→ GIVEN PROBLEM: In your copy, leave out the pictures and repeat the entries below exactly.
— START SUPPLIED INFORMATION —
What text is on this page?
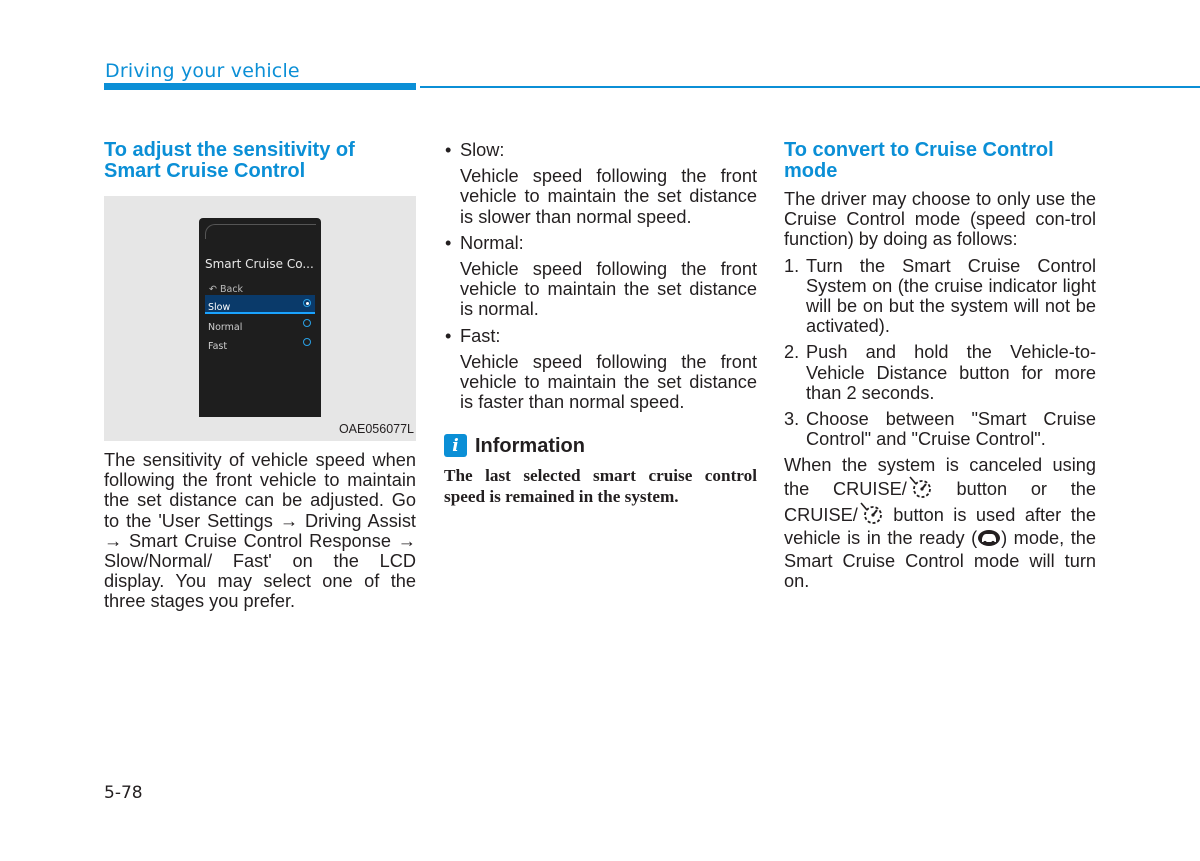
Driving your vehicle
To adjust the sensitivity of Smart Cruise Control
Smart Cruise Co...
↶ Back
Slow
Normal
Fast
OAE056077L

The sensitivity of vehicle speed when following the front vehicle to maintain the set distance can be adjusted. Go to the 'User Settings → Driving Assist → Smart Cruise Control Response → Slow/Normal/ Fast' on the LCD display. You may select one of the three stages you prefer.

• Slow:
Vehicle speed following the front vehicle to maintain the set distance is slower than normal speed.
• Normal:
Vehicle speed following the front vehicle to maintain the set distance is normal.
• Fast:
Vehicle speed following the front vehicle to maintain the set distance is faster than normal speed.
i Information

The last selected smart cruise control speed is remained in the system.

To convert to Cruise Control mode

The driver may choose to only use the Cruise Control mode (speed con-trol function) by doing as follows:

1. Turn the Smart Cruise Control System on (the cruise indicator light will be on but the system will not be activated).
2. Push and hold the Vehicle-to-Vehicle Distance button for more than 2 seconds.
3. Choose between "Smart Cruise Control" and "Cruise Control".

When the system is canceled using the CRUISE/ button or the CRUISE/ button is used after the vehicle is in the ready ( ) mode, the Smart Cruise Control mode will turn on.

5-78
— END SUPPLIED INFORMATION —
→ EXPECTED ANSWER:
What text is on this page?
Driving your vehicle
To adjust the sensitivity of Smart Cruise Control
Smart Cruise Co...
↶ Back
Slow
Normal
Fast
OAE056077L

The sensitivity of vehicle speed when following the front vehicle to maintain the set distance can be adjusted. Go to the 'User Settings → Driving Assist → Smart Cruise Control Response → Slow/Normal/ Fast' on the LCD display. You may select one of the three stages you prefer.

• Slow:
Vehicle speed following the front vehicle to maintain the set distance is slower than normal speed.
• Normal:
Vehicle speed following the front vehicle to maintain the set distance is normal.
• Fast:
Vehicle speed following the front vehicle to maintain the set distance is faster than normal speed.
i Information

The last selected smart cruise control speed is remained in the system.

To convert to Cruise Control mode

The driver may choose to only use the Cruise Control mode (speed con-trol function) by doing as follows:

1. Turn the Smart Cruise Control System on (the cruise indicator light will be on but the system will not be activated).
2. Push and hold the Vehicle-to-Vehicle Distance button for more than 2 seconds.
3. Choose between "Smart Cruise Control" and "Cruise Control".

When the system is canceled using the CRUISE/ button or the CRUISE/ button is used after the vehicle is in the ready ( ) mode, the Smart Cruise Control mode will turn on.

5-78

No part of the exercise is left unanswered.